> [Short problem]
Transcribe the records below exactly, leaving out any pictures.

--- START OF The data ---

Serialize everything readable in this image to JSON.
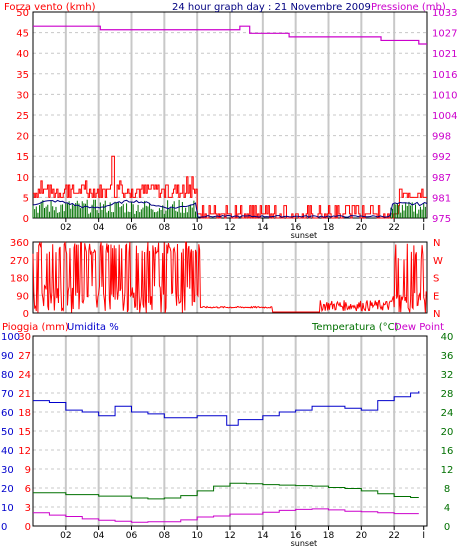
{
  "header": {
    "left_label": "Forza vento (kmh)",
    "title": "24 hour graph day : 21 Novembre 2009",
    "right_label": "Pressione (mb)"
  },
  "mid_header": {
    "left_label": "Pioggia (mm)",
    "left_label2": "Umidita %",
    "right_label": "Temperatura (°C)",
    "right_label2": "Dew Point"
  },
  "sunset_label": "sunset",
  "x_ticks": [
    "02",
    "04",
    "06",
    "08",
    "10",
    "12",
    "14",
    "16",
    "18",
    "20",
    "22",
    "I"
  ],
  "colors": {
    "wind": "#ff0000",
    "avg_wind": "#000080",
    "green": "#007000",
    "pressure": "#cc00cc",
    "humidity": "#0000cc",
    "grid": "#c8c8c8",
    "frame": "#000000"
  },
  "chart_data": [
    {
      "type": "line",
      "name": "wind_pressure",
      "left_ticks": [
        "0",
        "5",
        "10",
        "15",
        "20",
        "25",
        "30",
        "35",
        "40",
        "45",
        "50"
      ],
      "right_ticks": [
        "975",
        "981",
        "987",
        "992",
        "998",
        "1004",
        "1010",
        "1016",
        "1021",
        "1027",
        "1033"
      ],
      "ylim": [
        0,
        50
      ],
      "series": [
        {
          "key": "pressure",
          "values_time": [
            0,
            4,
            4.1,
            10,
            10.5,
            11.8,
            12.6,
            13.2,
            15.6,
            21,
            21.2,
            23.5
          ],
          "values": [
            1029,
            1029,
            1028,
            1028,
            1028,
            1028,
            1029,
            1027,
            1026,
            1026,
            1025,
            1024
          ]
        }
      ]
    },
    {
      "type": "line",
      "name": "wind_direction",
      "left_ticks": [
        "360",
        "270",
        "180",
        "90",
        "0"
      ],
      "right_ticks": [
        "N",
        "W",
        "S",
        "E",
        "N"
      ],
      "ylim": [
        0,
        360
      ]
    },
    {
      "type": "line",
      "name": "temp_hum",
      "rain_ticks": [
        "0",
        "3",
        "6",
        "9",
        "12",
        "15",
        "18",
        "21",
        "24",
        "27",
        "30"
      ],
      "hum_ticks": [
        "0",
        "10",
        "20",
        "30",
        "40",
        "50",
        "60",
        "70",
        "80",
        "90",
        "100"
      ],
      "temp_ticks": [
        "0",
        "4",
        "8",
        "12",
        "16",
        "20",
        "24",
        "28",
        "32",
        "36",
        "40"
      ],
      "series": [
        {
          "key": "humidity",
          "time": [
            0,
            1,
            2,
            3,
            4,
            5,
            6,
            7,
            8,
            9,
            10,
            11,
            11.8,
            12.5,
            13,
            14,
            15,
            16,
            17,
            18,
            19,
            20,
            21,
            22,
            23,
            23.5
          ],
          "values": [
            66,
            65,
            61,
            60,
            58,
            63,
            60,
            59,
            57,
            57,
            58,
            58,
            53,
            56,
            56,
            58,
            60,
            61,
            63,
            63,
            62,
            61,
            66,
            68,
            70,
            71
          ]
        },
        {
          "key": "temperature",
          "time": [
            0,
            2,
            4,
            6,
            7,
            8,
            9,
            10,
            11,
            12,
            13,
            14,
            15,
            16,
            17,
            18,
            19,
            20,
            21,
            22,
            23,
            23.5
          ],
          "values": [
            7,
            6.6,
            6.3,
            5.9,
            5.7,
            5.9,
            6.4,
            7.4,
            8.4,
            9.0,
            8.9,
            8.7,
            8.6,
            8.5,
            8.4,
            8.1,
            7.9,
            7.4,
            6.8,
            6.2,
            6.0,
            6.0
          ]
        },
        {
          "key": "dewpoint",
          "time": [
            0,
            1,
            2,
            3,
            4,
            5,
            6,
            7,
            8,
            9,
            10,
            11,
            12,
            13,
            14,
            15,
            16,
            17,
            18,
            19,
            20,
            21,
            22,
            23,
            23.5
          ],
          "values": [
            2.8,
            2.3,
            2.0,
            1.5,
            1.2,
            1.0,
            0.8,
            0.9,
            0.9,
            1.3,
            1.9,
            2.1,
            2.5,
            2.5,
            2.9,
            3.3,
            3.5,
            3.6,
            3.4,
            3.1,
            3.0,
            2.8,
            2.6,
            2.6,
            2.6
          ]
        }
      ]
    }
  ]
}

--- END OF The data ---

> [Correct answer]
Serialize everything readable in this image to JSON.
{
  "header": {
    "left_label": "Forza vento (kmh)",
    "title": "24 hour graph day : 21 Novembre 2009",
    "right_label": "Pressione (mb)"
  },
  "mid_header": {
    "left_label": "Pioggia (mm)",
    "left_label2": "Umidita %",
    "right_label": "Temperatura (°C)",
    "right_label2": "Dew Point"
  },
  "sunset_label": "sunset",
  "x_ticks": [
    "02",
    "04",
    "06",
    "08",
    "10",
    "12",
    "14",
    "16",
    "18",
    "20",
    "22",
    "I"
  ],
  "colors": {
    "wind": "#ff0000",
    "avg_wind": "#000080",
    "green": "#007000",
    "pressure": "#cc00cc",
    "humidity": "#0000cc",
    "grid": "#c8c8c8",
    "frame": "#000000"
  },
  "chart_data": [
    {
      "type": "line",
      "name": "wind_pressure",
      "left_ticks": [
        "0",
        "5",
        "10",
        "15",
        "20",
        "25",
        "30",
        "35",
        "40",
        "45",
        "50"
      ],
      "right_ticks": [
        "975",
        "981",
        "987",
        "992",
        "998",
        "1004",
        "1010",
        "1016",
        "1021",
        "1027",
        "1033"
      ],
      "ylim": [
        0,
        50
      ],
      "series": [
        {
          "key": "pressure",
          "values_time": [
            0,
            4,
            4.1,
            10,
            10.5,
            11.8,
            12.6,
            13.2,
            15.6,
            21,
            21.2,
            23.5
          ],
          "values": [
            1029,
            1029,
            1028,
            1028,
            1028,
            1028,
            1029,
            1027,
            1026,
            1026,
            1025,
            1024
          ]
        }
      ]
    },
    {
      "type": "line",
      "name": "wind_direction",
      "left_ticks": [
        "360",
        "270",
        "180",
        "90",
        "0"
      ],
      "right_ticks": [
        "N",
        "W",
        "S",
        "E",
        "N"
      ],
      "ylim": [
        0,
        360
      ]
    },
    {
      "type": "line",
      "name": "temp_hum",
      "rain_ticks": [
        "0",
        "3",
        "6",
        "9",
        "12",
        "15",
        "18",
        "21",
        "24",
        "27",
        "30"
      ],
      "hum_ticks": [
        "0",
        "10",
        "20",
        "30",
        "40",
        "50",
        "60",
        "70",
        "80",
        "90",
        "100"
      ],
      "temp_ticks": [
        "0",
        "4",
        "8",
        "12",
        "16",
        "20",
        "24",
        "28",
        "32",
        "36",
        "40"
      ],
      "series": [
        {
          "key": "humidity",
          "time": [
            0,
            1,
            2,
            3,
            4,
            5,
            6,
            7,
            8,
            9,
            10,
            11,
            11.8,
            12.5,
            13,
            14,
            15,
            16,
            17,
            18,
            19,
            20,
            21,
            22,
            23,
            23.5
          ],
          "values": [
            66,
            65,
            61,
            60,
            58,
            63,
            60,
            59,
            57,
            57,
            58,
            58,
            53,
            56,
            56,
            58,
            60,
            61,
            63,
            63,
            62,
            61,
            66,
            68,
            70,
            71
          ]
        },
        {
          "key": "temperature",
          "time": [
            0,
            2,
            4,
            6,
            7,
            8,
            9,
            10,
            11,
            12,
            13,
            14,
            15,
            16,
            17,
            18,
            19,
            20,
            21,
            22,
            23,
            23.5
          ],
          "values": [
            7,
            6.6,
            6.3,
            5.9,
            5.7,
            5.9,
            6.4,
            7.4,
            8.4,
            9.0,
            8.9,
            8.7,
            8.6,
            8.5,
            8.4,
            8.1,
            7.9,
            7.4,
            6.8,
            6.2,
            6.0,
            6.0
          ]
        },
        {
          "key": "dewpoint",
          "time": [
            0,
            1,
            2,
            3,
            4,
            5,
            6,
            7,
            8,
            9,
            10,
            11,
            12,
            13,
            14,
            15,
            16,
            17,
            18,
            19,
            20,
            21,
            22,
            23,
            23.5
          ],
          "values": [
            2.8,
            2.3,
            2.0,
            1.5,
            1.2,
            1.0,
            0.8,
            0.9,
            0.9,
            1.3,
            1.9,
            2.1,
            2.5,
            2.5,
            2.9,
            3.3,
            3.5,
            3.6,
            3.4,
            3.1,
            3.0,
            2.8,
            2.6,
            2.6,
            2.6
          ]
        }
      ]
    }
  ]
}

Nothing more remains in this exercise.